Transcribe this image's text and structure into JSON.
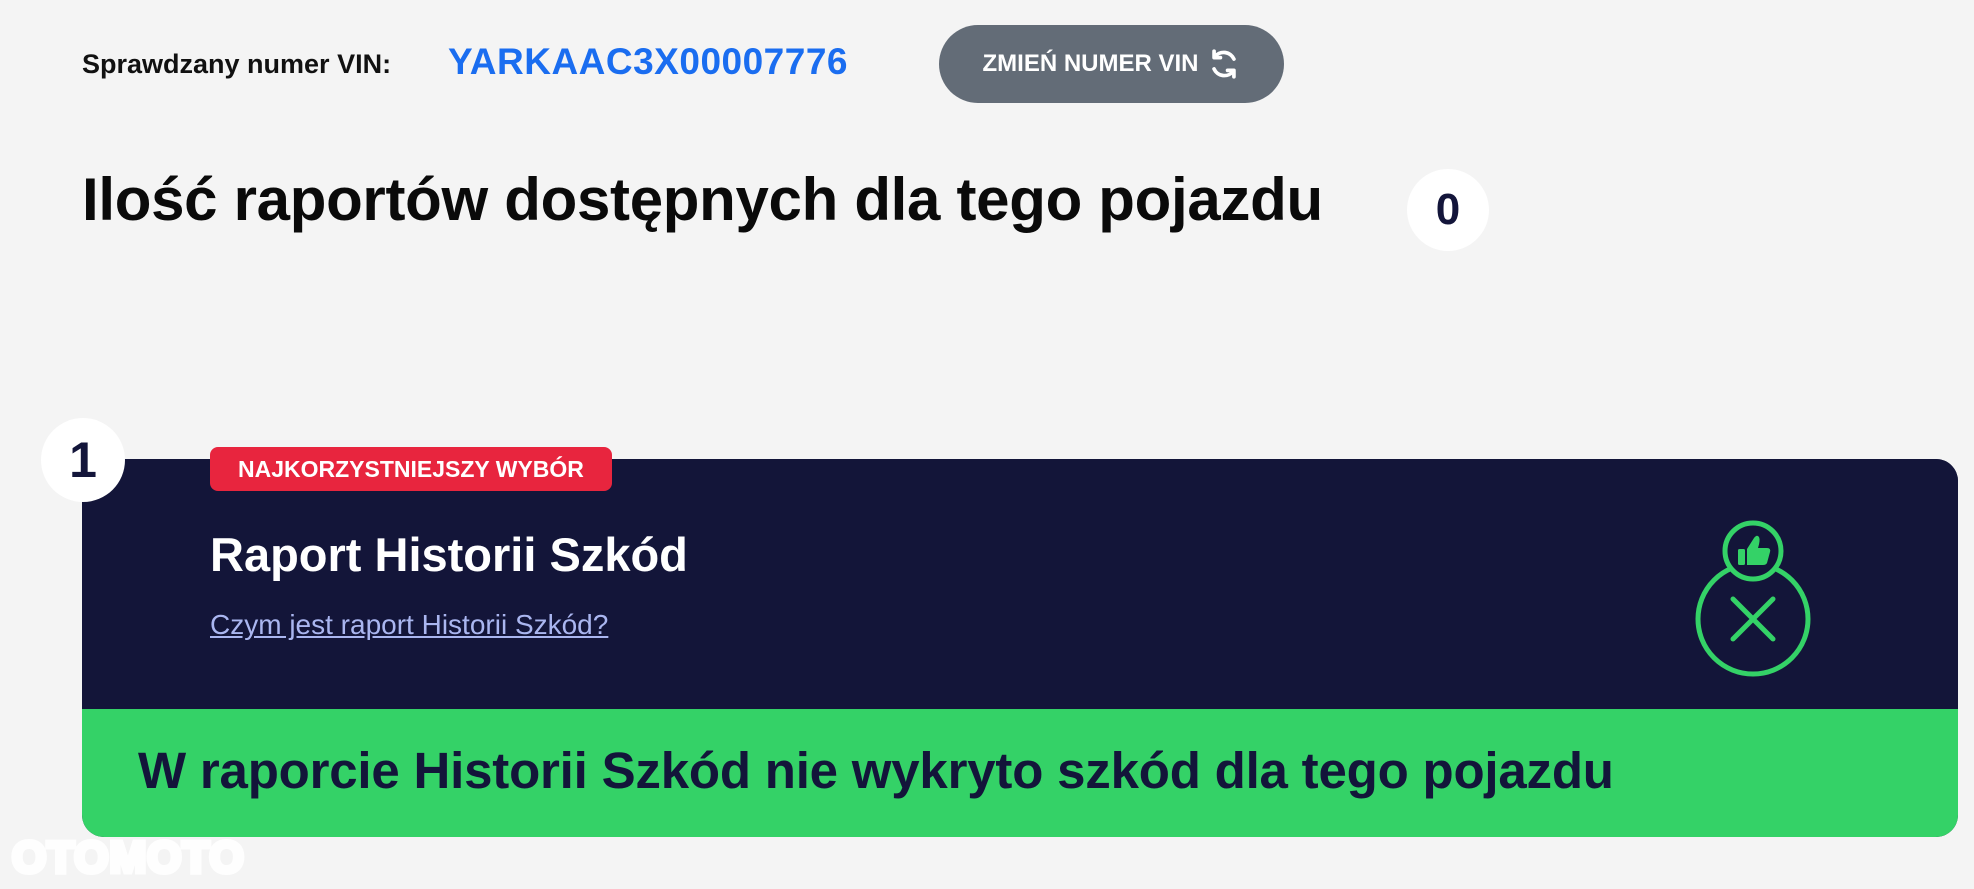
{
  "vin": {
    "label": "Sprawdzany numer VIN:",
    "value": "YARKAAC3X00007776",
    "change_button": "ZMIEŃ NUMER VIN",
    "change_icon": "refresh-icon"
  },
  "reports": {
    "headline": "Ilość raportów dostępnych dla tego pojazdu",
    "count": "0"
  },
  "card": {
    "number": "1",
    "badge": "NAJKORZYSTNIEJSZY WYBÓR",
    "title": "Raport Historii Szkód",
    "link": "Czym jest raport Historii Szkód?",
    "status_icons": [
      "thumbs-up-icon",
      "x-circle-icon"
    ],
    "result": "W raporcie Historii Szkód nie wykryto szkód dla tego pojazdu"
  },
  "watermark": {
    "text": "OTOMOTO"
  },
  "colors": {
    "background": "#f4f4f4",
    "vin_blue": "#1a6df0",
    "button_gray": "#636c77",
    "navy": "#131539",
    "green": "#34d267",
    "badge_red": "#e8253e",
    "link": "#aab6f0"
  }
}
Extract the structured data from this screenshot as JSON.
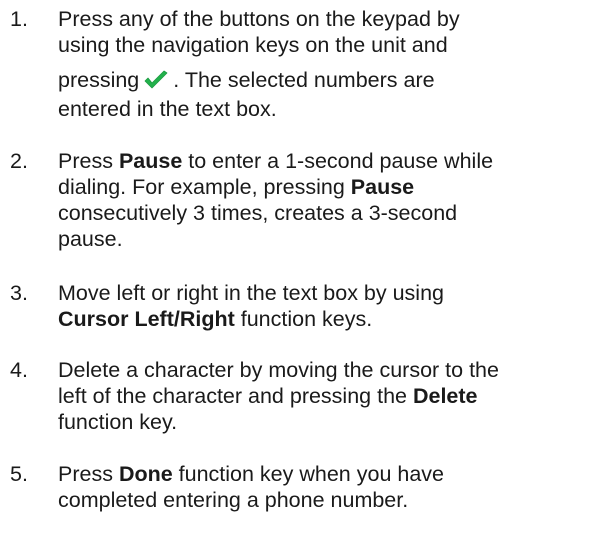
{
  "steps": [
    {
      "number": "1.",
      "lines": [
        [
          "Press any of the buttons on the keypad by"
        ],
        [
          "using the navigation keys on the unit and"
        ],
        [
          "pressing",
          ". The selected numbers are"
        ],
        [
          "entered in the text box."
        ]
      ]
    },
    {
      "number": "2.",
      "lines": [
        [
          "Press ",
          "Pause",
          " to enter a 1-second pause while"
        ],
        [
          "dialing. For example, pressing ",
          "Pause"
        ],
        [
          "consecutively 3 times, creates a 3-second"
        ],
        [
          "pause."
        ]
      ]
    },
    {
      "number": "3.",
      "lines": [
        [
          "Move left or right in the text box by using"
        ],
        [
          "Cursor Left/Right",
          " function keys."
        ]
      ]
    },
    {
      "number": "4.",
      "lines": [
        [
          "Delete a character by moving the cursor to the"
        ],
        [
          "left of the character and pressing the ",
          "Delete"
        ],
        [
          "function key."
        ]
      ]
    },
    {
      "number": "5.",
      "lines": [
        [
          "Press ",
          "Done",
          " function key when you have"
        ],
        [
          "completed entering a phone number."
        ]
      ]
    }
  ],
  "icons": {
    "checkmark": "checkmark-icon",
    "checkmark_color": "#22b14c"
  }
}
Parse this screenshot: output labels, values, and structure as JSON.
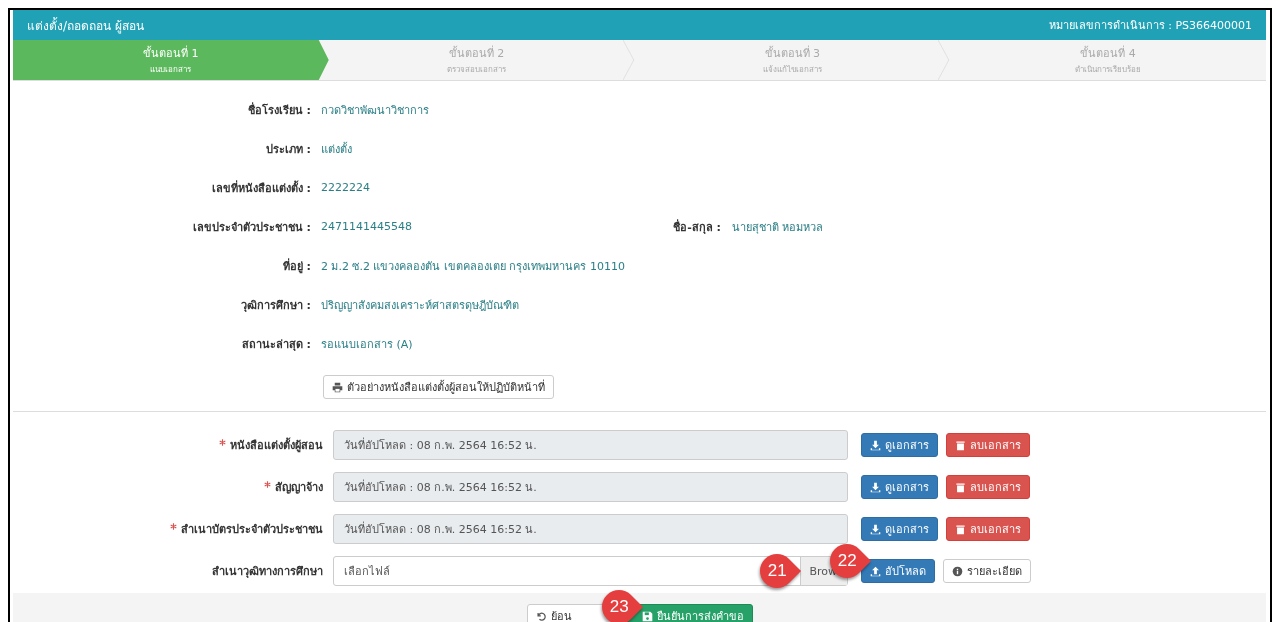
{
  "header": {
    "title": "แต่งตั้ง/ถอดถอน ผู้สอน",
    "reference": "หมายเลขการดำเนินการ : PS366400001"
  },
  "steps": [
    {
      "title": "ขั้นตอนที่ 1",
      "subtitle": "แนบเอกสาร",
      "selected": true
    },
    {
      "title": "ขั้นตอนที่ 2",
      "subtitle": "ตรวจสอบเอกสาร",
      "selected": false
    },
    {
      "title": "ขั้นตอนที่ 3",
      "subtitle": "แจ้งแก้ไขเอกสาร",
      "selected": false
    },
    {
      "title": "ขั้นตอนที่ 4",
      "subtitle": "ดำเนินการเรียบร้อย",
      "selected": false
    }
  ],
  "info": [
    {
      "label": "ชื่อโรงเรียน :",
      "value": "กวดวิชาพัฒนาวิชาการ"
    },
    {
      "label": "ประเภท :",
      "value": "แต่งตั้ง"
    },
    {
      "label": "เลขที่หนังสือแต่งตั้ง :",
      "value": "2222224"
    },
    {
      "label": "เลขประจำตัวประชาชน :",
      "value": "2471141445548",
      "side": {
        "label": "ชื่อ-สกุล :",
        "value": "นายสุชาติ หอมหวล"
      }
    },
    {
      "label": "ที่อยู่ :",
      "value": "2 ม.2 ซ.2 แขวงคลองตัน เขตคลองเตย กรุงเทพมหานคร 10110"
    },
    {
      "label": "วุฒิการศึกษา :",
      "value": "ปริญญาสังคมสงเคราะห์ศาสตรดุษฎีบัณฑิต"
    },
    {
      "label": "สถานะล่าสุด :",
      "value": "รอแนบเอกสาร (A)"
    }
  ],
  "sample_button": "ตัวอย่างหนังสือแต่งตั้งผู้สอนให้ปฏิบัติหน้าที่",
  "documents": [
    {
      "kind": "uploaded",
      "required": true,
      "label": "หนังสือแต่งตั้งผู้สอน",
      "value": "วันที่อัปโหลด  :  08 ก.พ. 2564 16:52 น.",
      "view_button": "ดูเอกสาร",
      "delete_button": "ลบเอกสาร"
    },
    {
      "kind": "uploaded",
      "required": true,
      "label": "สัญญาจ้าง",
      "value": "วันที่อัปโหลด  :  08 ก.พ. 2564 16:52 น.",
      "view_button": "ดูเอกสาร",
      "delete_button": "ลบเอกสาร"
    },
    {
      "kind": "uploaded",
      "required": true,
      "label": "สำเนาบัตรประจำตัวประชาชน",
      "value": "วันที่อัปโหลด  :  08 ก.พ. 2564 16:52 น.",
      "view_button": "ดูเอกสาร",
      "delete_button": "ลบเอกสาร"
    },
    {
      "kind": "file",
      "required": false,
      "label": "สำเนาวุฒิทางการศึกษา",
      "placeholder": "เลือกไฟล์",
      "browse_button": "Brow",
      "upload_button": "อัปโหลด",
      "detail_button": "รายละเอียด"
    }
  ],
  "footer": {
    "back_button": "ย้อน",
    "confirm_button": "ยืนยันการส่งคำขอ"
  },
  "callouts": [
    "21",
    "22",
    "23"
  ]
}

##########

Written exercise —
Check each line of the data above for the string "screenshot" and report only how many lines have it.

Full solution —
2